Task prompt. Look through the data for the string "телеграмму". Copy every line where it is found.

^^^^^^^^^^^^^^^^

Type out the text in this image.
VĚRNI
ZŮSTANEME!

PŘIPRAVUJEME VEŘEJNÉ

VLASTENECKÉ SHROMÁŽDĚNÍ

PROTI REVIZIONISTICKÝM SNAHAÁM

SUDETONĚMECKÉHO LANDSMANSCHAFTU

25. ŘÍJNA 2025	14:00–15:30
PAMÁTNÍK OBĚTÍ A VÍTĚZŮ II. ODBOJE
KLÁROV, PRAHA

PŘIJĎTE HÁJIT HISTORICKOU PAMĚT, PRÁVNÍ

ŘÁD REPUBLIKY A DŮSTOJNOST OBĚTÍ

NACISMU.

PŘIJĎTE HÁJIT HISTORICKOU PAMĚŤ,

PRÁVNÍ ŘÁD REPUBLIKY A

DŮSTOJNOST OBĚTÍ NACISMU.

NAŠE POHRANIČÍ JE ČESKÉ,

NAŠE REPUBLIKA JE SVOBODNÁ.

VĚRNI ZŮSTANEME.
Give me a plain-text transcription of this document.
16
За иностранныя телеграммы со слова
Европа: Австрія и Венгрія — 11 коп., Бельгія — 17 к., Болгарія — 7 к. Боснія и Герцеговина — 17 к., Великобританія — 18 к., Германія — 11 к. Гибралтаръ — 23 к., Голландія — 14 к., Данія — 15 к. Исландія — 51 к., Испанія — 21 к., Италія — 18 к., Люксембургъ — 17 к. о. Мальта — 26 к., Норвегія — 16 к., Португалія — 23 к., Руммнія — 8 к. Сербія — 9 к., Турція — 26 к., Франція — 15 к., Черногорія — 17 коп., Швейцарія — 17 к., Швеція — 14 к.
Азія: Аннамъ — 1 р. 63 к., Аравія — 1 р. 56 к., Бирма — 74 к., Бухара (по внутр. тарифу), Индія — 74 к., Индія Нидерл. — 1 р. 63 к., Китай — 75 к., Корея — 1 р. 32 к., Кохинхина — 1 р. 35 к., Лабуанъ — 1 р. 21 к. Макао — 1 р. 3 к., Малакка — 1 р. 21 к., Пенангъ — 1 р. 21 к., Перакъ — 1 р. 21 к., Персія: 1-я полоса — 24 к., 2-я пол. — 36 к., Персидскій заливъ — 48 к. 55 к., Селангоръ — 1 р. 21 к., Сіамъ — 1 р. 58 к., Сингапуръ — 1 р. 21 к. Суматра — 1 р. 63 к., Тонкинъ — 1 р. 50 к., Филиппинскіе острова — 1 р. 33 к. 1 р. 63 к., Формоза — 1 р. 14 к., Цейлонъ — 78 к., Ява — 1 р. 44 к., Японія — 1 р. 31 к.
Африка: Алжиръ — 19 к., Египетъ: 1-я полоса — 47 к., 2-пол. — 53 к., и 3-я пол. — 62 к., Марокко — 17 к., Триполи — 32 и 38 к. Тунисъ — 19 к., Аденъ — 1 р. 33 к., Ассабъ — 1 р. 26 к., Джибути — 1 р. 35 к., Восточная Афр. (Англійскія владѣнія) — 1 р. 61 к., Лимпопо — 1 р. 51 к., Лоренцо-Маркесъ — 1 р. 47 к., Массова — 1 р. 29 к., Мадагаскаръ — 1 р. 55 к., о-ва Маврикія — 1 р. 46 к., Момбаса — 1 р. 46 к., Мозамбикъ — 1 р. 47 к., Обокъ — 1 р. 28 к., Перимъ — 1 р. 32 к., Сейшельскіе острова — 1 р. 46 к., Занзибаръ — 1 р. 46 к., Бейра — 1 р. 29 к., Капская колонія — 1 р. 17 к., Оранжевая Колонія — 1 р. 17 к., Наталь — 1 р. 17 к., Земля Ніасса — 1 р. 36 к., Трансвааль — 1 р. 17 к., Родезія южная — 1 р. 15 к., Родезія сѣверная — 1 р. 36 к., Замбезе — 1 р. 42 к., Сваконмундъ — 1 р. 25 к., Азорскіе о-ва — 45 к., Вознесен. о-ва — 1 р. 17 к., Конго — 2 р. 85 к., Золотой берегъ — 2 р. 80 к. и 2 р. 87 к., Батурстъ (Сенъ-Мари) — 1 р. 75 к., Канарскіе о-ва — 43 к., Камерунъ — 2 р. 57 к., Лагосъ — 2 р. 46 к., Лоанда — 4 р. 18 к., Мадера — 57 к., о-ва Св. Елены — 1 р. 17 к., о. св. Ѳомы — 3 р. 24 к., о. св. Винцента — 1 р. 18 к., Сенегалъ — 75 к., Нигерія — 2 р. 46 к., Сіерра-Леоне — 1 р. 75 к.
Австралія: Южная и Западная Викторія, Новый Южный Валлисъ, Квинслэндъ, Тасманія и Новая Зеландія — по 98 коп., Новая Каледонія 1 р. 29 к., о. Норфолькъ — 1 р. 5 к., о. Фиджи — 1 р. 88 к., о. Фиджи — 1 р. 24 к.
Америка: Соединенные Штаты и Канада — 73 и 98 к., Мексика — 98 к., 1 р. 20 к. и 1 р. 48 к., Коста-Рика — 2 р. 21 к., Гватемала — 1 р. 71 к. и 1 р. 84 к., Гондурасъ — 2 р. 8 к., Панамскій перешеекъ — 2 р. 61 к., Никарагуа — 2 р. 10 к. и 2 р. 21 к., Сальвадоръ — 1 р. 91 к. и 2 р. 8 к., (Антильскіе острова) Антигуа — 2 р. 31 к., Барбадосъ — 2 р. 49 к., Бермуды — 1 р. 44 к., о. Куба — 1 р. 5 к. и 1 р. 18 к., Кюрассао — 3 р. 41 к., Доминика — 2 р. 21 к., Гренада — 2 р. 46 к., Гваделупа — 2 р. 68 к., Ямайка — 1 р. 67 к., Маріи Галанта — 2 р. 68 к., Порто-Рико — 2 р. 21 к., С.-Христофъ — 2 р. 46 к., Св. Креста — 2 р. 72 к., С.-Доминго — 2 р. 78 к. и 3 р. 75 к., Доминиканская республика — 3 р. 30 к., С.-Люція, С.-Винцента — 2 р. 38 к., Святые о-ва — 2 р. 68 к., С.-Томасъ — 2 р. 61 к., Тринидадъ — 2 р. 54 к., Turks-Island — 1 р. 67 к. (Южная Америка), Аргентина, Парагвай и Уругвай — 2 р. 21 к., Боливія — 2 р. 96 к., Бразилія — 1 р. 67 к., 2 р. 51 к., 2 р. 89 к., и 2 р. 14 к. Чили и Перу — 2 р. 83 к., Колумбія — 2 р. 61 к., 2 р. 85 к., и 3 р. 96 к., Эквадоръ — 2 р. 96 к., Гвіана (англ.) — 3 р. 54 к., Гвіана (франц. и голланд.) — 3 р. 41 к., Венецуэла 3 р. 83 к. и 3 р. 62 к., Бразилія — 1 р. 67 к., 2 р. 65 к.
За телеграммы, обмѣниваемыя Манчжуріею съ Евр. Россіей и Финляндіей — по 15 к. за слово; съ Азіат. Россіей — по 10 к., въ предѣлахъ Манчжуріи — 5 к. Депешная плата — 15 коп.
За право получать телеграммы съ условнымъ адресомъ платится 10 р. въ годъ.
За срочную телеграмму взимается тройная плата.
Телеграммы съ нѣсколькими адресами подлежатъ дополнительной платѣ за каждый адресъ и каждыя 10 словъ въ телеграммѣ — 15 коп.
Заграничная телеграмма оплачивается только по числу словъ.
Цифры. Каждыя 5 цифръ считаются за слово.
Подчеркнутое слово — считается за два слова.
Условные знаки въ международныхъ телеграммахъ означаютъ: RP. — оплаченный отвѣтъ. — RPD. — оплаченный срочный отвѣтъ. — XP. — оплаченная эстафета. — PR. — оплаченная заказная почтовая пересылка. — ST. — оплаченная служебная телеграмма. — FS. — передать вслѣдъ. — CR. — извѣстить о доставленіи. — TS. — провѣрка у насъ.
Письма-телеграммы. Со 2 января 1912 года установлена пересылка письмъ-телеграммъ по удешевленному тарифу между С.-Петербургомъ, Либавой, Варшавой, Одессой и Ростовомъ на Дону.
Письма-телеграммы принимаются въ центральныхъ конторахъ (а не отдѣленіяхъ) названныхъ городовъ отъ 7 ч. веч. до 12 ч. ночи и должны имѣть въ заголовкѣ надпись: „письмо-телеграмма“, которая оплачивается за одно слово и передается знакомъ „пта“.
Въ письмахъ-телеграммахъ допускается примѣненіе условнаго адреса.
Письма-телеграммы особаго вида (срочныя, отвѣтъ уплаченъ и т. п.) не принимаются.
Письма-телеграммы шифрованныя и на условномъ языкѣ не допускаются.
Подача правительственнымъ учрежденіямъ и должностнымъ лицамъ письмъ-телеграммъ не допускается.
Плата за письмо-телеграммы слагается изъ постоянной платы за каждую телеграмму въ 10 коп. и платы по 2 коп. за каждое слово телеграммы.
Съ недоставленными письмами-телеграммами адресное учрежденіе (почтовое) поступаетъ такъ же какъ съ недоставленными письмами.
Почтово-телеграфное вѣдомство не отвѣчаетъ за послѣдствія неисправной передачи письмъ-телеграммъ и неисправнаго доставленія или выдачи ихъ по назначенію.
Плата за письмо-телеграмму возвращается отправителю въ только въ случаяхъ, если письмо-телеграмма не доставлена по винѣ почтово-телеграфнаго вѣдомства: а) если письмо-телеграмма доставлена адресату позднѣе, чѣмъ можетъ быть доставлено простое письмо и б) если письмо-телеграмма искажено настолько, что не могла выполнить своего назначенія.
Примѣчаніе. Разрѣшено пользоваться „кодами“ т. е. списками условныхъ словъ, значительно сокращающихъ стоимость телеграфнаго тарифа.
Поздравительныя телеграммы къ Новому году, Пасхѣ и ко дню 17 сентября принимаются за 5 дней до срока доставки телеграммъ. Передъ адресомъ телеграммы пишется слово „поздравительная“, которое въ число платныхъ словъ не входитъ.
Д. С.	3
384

^^^^^^^^^^^^^^^^

Task result.
За срочную телеграмму взимается тройная плата.
Плата за письмо-телеграммы слагается изъ постоянной платы за каждую телеграмму въ 10 коп. и платы по 2 коп. за каждое слово телеграммы.
Плата за письмо-телеграмму возвращается отправителю въ только въ случаяхъ, если письмо-телеграмма не доставлена по винѣ почтово-телеграфнаго вѣдомства: а) если письмо-телеграмма доставлена адресату позднѣе, чѣмъ можетъ быть доставлено простое письмо и б) если письмо-телеграмма искажено настолько, что не могла выполнить своего назначенія.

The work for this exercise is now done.